Task directions — All of the lines below are to be transcribed faithfully, with pictures excluded from the copy.

Input records —

# # # # # # #

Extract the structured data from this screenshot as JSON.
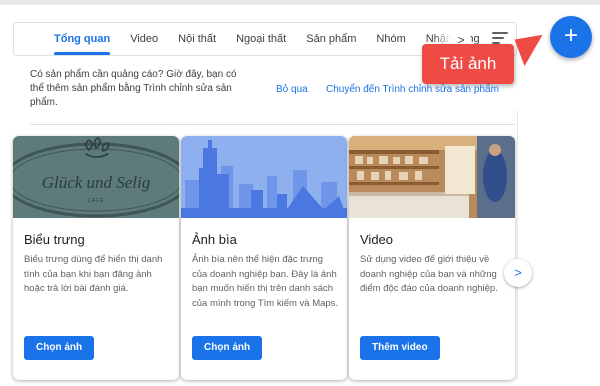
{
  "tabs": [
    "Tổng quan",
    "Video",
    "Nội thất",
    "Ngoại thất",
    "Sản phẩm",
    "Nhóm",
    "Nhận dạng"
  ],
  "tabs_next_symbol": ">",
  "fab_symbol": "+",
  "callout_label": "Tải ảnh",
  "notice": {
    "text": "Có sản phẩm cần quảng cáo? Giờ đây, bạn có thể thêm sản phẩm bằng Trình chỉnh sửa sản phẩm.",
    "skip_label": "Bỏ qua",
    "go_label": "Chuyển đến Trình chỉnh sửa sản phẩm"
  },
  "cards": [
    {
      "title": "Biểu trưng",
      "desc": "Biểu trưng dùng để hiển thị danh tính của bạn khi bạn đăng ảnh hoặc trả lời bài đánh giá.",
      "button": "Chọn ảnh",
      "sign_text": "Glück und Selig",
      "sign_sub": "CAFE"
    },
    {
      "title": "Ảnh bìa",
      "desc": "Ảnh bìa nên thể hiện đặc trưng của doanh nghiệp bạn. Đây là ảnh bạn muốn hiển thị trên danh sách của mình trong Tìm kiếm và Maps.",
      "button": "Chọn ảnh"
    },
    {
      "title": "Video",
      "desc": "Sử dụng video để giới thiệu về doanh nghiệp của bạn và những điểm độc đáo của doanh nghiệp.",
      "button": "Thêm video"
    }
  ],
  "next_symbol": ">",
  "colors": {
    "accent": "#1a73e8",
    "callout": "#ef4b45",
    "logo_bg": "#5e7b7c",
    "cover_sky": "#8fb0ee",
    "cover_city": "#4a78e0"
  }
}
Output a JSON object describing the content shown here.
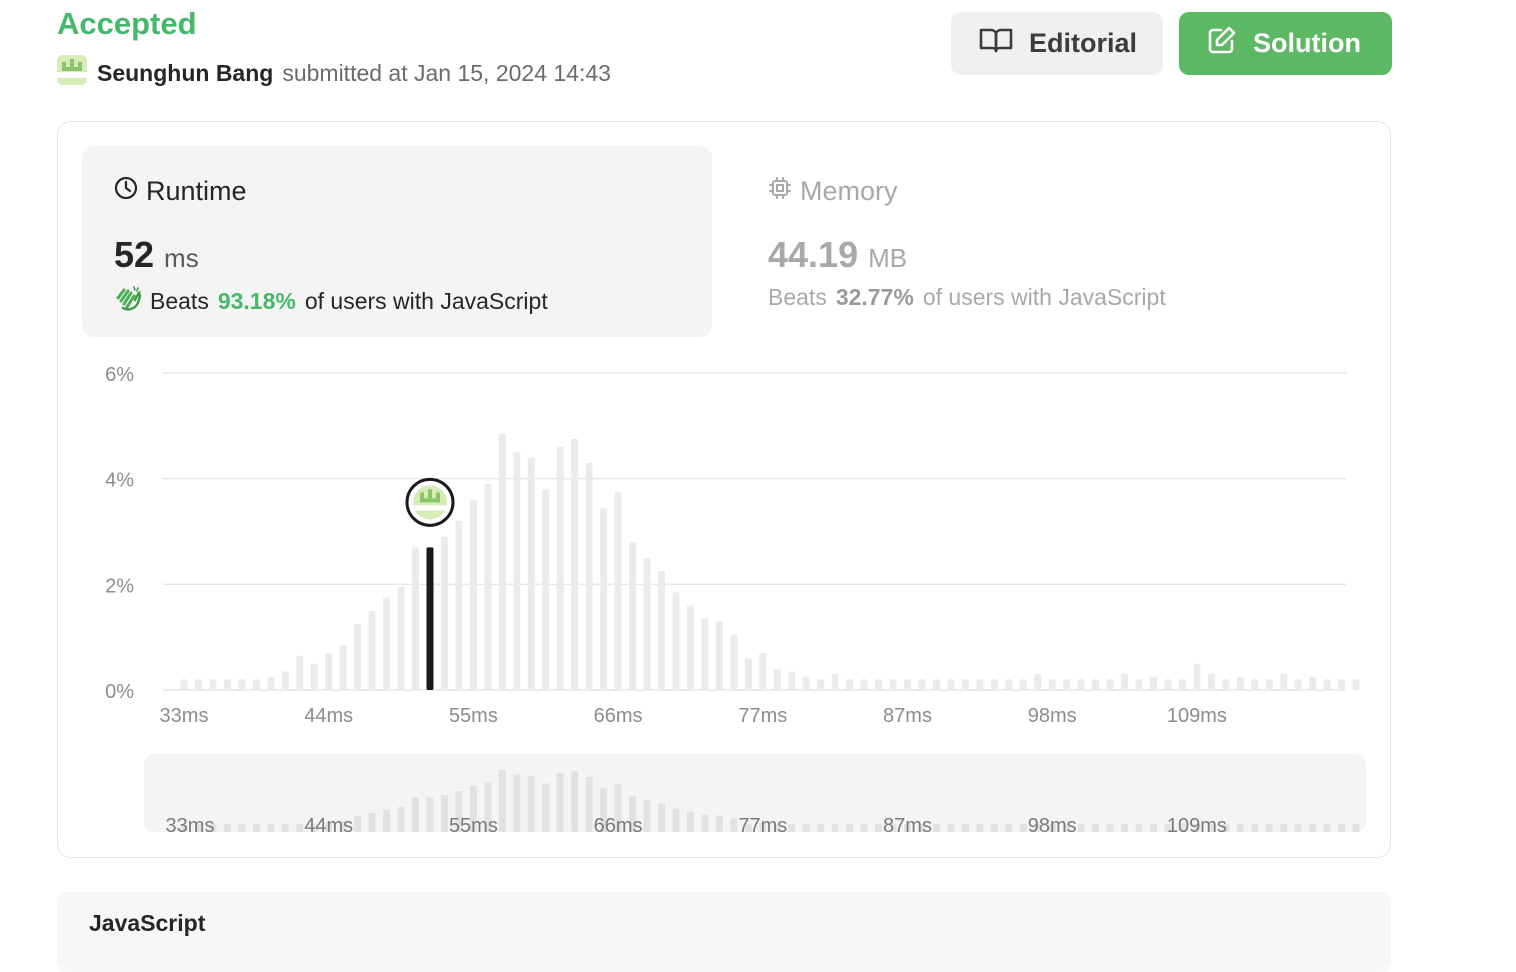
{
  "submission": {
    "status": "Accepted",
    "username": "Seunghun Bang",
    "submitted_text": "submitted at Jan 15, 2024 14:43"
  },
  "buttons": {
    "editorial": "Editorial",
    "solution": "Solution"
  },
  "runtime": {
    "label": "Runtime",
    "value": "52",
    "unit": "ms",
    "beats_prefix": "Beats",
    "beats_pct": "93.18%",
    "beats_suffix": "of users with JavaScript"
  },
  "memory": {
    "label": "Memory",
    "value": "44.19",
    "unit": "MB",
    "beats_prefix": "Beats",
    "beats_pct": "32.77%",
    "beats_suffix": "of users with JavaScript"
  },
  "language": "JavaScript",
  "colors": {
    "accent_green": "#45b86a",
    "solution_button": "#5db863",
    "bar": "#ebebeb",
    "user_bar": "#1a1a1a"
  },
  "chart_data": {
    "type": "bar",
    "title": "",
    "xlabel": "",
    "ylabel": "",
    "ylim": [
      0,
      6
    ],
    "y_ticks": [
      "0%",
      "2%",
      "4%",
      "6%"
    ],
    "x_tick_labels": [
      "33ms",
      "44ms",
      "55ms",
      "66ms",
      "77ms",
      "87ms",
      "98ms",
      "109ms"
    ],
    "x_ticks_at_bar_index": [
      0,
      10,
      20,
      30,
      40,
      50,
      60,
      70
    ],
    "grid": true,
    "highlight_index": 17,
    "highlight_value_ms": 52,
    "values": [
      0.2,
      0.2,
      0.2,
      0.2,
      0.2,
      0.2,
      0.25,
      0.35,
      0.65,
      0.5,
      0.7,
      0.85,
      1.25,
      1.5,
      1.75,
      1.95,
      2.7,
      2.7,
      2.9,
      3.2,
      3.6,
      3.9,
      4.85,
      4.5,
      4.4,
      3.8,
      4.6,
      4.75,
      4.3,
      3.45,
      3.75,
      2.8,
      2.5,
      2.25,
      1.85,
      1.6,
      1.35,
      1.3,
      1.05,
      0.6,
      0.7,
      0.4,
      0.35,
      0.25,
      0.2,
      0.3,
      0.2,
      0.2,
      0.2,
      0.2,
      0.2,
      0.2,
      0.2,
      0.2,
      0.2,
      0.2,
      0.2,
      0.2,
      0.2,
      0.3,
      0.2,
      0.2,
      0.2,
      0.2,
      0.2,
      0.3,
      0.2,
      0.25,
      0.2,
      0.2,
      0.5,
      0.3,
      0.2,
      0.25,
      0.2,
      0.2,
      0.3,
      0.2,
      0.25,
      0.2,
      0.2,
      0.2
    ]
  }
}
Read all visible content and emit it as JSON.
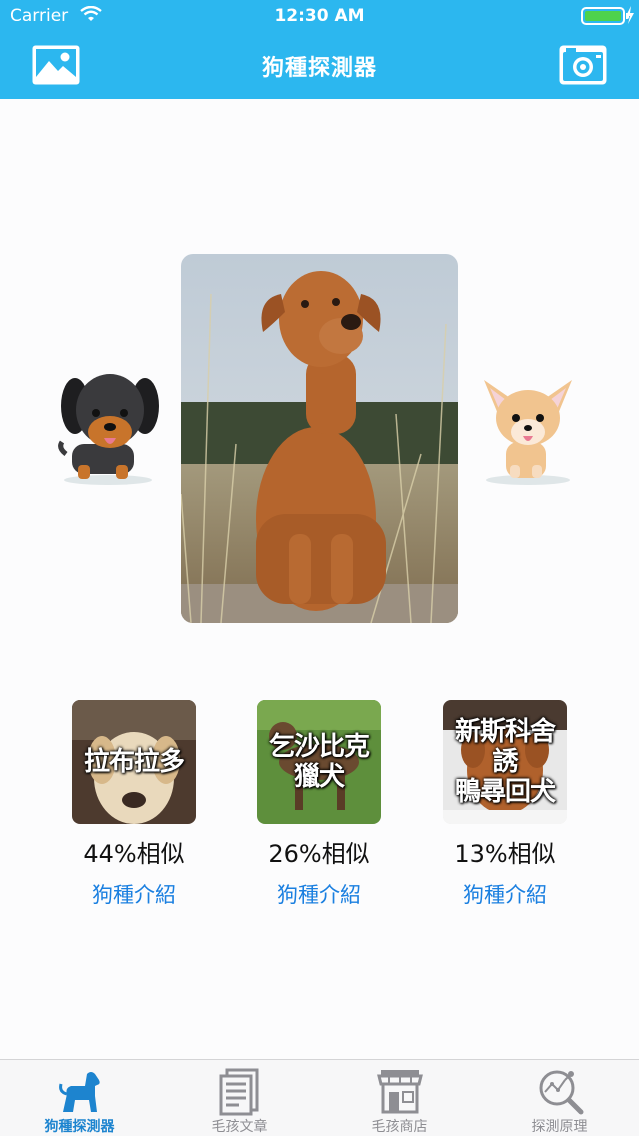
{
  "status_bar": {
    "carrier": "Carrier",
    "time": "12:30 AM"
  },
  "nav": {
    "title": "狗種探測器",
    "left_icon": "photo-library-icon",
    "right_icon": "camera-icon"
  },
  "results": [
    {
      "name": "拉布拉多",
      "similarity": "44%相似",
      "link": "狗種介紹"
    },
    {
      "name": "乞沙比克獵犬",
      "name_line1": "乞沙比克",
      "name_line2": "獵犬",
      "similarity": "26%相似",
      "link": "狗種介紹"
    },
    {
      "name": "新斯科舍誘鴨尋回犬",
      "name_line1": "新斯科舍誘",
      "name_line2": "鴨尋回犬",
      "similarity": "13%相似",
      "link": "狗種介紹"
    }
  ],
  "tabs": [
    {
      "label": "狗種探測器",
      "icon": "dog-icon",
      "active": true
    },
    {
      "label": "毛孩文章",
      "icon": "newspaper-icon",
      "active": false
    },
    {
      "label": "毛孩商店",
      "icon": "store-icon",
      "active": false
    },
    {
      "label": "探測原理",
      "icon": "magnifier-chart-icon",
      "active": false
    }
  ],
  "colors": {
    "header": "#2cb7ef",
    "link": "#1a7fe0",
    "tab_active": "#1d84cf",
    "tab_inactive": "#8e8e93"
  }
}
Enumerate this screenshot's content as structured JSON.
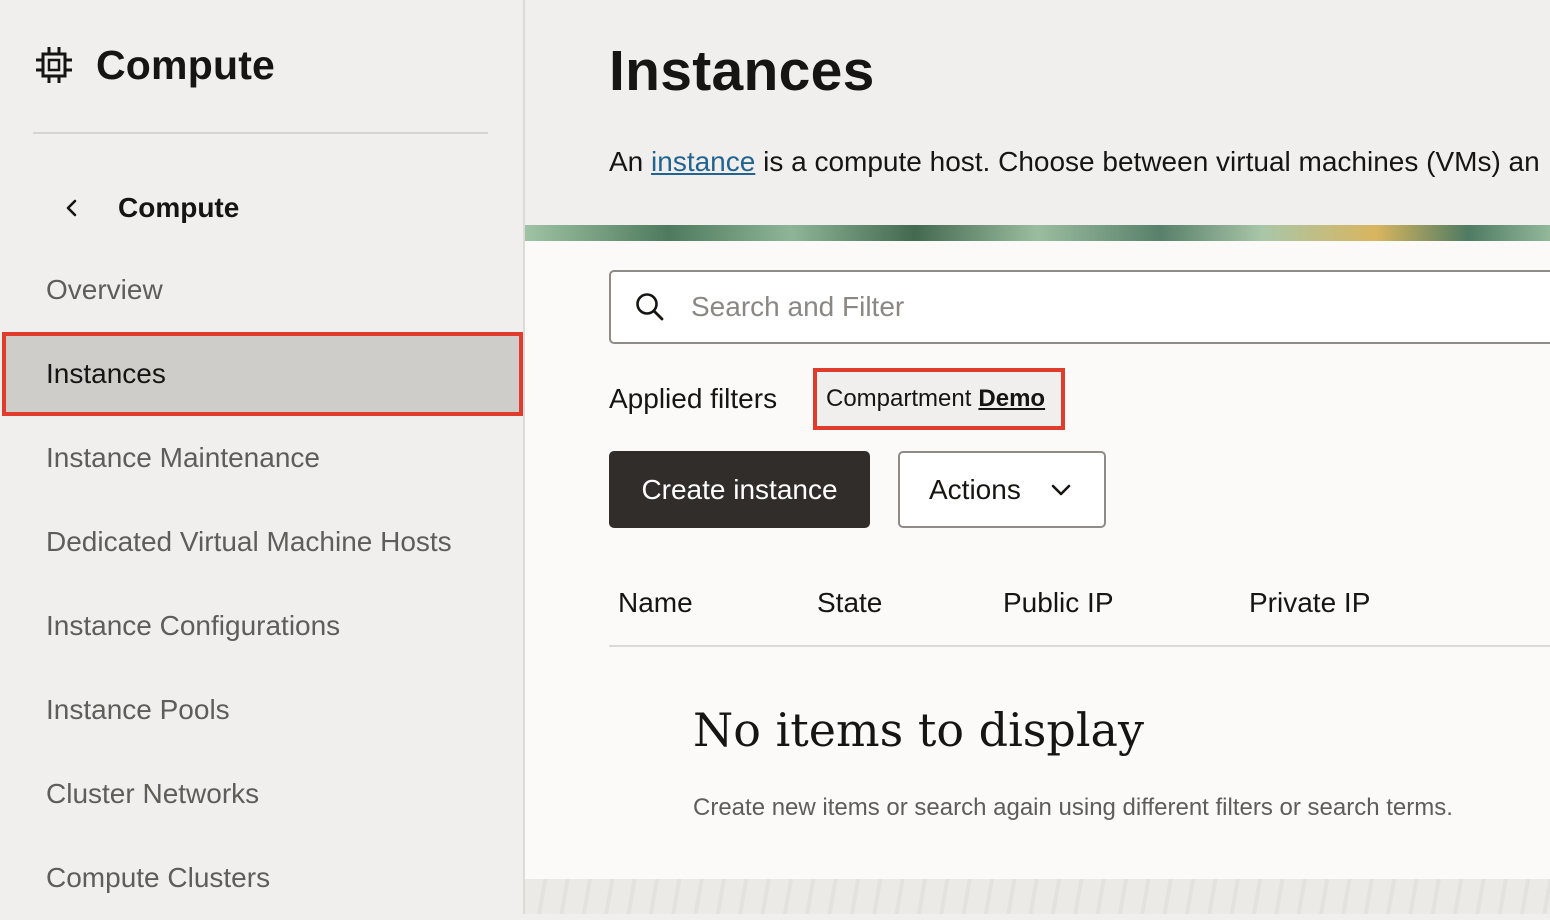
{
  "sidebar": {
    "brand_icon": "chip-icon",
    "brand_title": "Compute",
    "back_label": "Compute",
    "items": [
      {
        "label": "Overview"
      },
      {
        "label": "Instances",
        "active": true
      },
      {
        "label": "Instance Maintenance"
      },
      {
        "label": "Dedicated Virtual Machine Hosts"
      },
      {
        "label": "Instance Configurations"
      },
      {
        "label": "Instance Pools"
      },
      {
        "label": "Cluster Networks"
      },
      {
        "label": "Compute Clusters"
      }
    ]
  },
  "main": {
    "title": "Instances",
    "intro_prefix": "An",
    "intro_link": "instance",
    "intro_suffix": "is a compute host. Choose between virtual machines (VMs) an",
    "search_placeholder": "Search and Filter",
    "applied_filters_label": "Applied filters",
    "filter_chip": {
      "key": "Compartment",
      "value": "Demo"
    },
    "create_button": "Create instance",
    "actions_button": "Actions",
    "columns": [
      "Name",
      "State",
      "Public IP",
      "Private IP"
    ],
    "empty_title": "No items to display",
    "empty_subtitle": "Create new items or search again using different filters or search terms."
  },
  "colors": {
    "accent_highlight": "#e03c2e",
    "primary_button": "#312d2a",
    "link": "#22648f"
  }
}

# # # # # # #

Written response —
Extract the structured data from this screenshot as JSON.
{
  "tabs": [
    "Tổng quan",
    "Video",
    "Nội thất",
    "Ngoại thất",
    "Sản phẩm",
    "Nhóm",
    "Nhận dạng"
  ],
  "tabs_next_symbol": ">",
  "fab_symbol": "+",
  "callout_label": "Tải ảnh",
  "notice": {
    "text": "Có sản phẩm cần quảng cáo? Giờ đây, bạn có thể thêm sản phẩm bằng Trình chỉnh sửa sản phẩm.",
    "skip_label": "Bỏ qua",
    "go_label": "Chuyển đến Trình chỉnh sửa sản phẩm"
  },
  "cards": [
    {
      "title": "Biểu trưng",
      "desc": "Biểu trưng dùng để hiển thị danh tính của bạn khi bạn đăng ảnh hoặc trả lời bài đánh giá.",
      "button": "Chọn ảnh",
      "sign_text": "Glück und Selig",
      "sign_sub": "CAFE"
    },
    {
      "title": "Ảnh bìa",
      "desc": "Ảnh bìa nên thể hiện đặc trưng của doanh nghiệp bạn. Đây là ảnh bạn muốn hiển thị trên danh sách của mình trong Tìm kiếm và Maps.",
      "button": "Chọn ảnh"
    },
    {
      "title": "Video",
      "desc": "Sử dụng video để giới thiệu về doanh nghiệp của bạn và những điểm độc đáo của doanh nghiệp.",
      "button": "Thêm video"
    }
  ],
  "next_symbol": ">",
  "colors": {
    "accent": "#1a73e8",
    "callout": "#ef4b45",
    "logo_bg": "#5e7b7c",
    "cover_sky": "#8fb0ee",
    "cover_city": "#4a78e0"
  }
}
Output a JSON object describing the content shown here.
{
  "submission": {
    "status": "Accepted",
    "username": "Seunghun Bang",
    "submitted_text": "submitted at Jan 15, 2024 14:43"
  },
  "buttons": {
    "editorial": "Editorial",
    "solution": "Solution"
  },
  "runtime": {
    "label": "Runtime",
    "value": "52",
    "unit": "ms",
    "beats_prefix": "Beats",
    "beats_pct": "93.18%",
    "beats_suffix": "of users with JavaScript"
  },
  "memory": {
    "label": "Memory",
    "value": "44.19",
    "unit": "MB",
    "beats_prefix": "Beats",
    "beats_pct": "32.77%",
    "beats_suffix": "of users with JavaScript"
  },
  "language": "JavaScript",
  "colors": {
    "accent_green": "#45b86a",
    "solution_button": "#5db863",
    "bar": "#ebebeb",
    "user_bar": "#1a1a1a"
  },
  "chart_data": {
    "type": "bar",
    "title": "",
    "xlabel": "",
    "ylabel": "",
    "ylim": [
      0,
      6
    ],
    "y_ticks": [
      "0%",
      "2%",
      "4%",
      "6%"
    ],
    "x_tick_labels": [
      "33ms",
      "44ms",
      "55ms",
      "66ms",
      "77ms",
      "87ms",
      "98ms",
      "109ms"
    ],
    "x_ticks_at_bar_index": [
      0,
      10,
      20,
      30,
      40,
      50,
      60,
      70
    ],
    "grid": true,
    "highlight_index": 17,
    "highlight_value_ms": 52,
    "values": [
      0.2,
      0.2,
      0.2,
      0.2,
      0.2,
      0.2,
      0.25,
      0.35,
      0.65,
      0.5,
      0.7,
      0.85,
      1.25,
      1.5,
      1.75,
      1.95,
      2.7,
      2.7,
      2.9,
      3.2,
      3.6,
      3.9,
      4.85,
      4.5,
      4.4,
      3.8,
      4.6,
      4.75,
      4.3,
      3.45,
      3.75,
      2.8,
      2.5,
      2.25,
      1.85,
      1.6,
      1.35,
      1.3,
      1.05,
      0.6,
      0.7,
      0.4,
      0.35,
      0.25,
      0.2,
      0.3,
      0.2,
      0.2,
      0.2,
      0.2,
      0.2,
      0.2,
      0.2,
      0.2,
      0.2,
      0.2,
      0.2,
      0.2,
      0.2,
      0.3,
      0.2,
      0.2,
      0.2,
      0.2,
      0.2,
      0.3,
      0.2,
      0.25,
      0.2,
      0.2,
      0.5,
      0.3,
      0.2,
      0.25,
      0.2,
      0.2,
      0.3,
      0.2,
      0.25,
      0.2,
      0.2,
      0.2
    ]
  }
}
Read all visible content and emit it as JSON.
{
  "status_bar": {
    "carrier": "Carrier",
    "time": "12:30 AM"
  },
  "nav": {
    "title": "狗種探測器",
    "left_icon": "photo-library-icon",
    "right_icon": "camera-icon"
  },
  "results": [
    {
      "name": "拉布拉多",
      "similarity": "44%相似",
      "link": "狗種介紹"
    },
    {
      "name": "乞沙比克獵犬",
      "name_line1": "乞沙比克",
      "name_line2": "獵犬",
      "similarity": "26%相似",
      "link": "狗種介紹"
    },
    {
      "name": "新斯科舍誘鴨尋回犬",
      "name_line1": "新斯科舍誘",
      "name_line2": "鴨尋回犬",
      "similarity": "13%相似",
      "link": "狗種介紹"
    }
  ],
  "tabs": [
    {
      "label": "狗種探測器",
      "icon": "dog-icon",
      "active": true
    },
    {
      "label": "毛孩文章",
      "icon": "newspaper-icon",
      "active": false
    },
    {
      "label": "毛孩商店",
      "icon": "store-icon",
      "active": false
    },
    {
      "label": "探測原理",
      "icon": "magnifier-chart-icon",
      "active": false
    }
  ],
  "colors": {
    "header": "#2cb7ef",
    "link": "#1a7fe0",
    "tab_active": "#1d84cf",
    "tab_inactive": "#8e8e93"
  }
}
Enumerate this screenshot's content as structured JSON.
{
  "sidebar": {
    "brand_icon": "chip-icon",
    "brand_title": "Compute",
    "back_label": "Compute",
    "items": [
      {
        "label": "Overview"
      },
      {
        "label": "Instances",
        "active": true
      },
      {
        "label": "Instance Maintenance"
      },
      {
        "label": "Dedicated Virtual Machine Hosts"
      },
      {
        "label": "Instance Configurations"
      },
      {
        "label": "Instance Pools"
      },
      {
        "label": "Cluster Networks"
      },
      {
        "label": "Compute Clusters"
      }
    ]
  },
  "main": {
    "title": "Instances",
    "intro_prefix": "An",
    "intro_link": "instance",
    "intro_suffix": "is a compute host. Choose between virtual machines (VMs) an",
    "search_placeholder": "Search and Filter",
    "applied_filters_label": "Applied filters",
    "filter_chip": {
      "key": "Compartment",
      "value": "Demo"
    },
    "create_button": "Create instance",
    "actions_button": "Actions",
    "columns": [
      "Name",
      "State",
      "Public IP",
      "Private IP"
    ],
    "empty_title": "No items to display",
    "empty_subtitle": "Create new items or search again using different filters or search terms."
  },
  "colors": {
    "accent_highlight": "#e03c2e",
    "primary_button": "#312d2a",
    "link": "#22648f"
  }
}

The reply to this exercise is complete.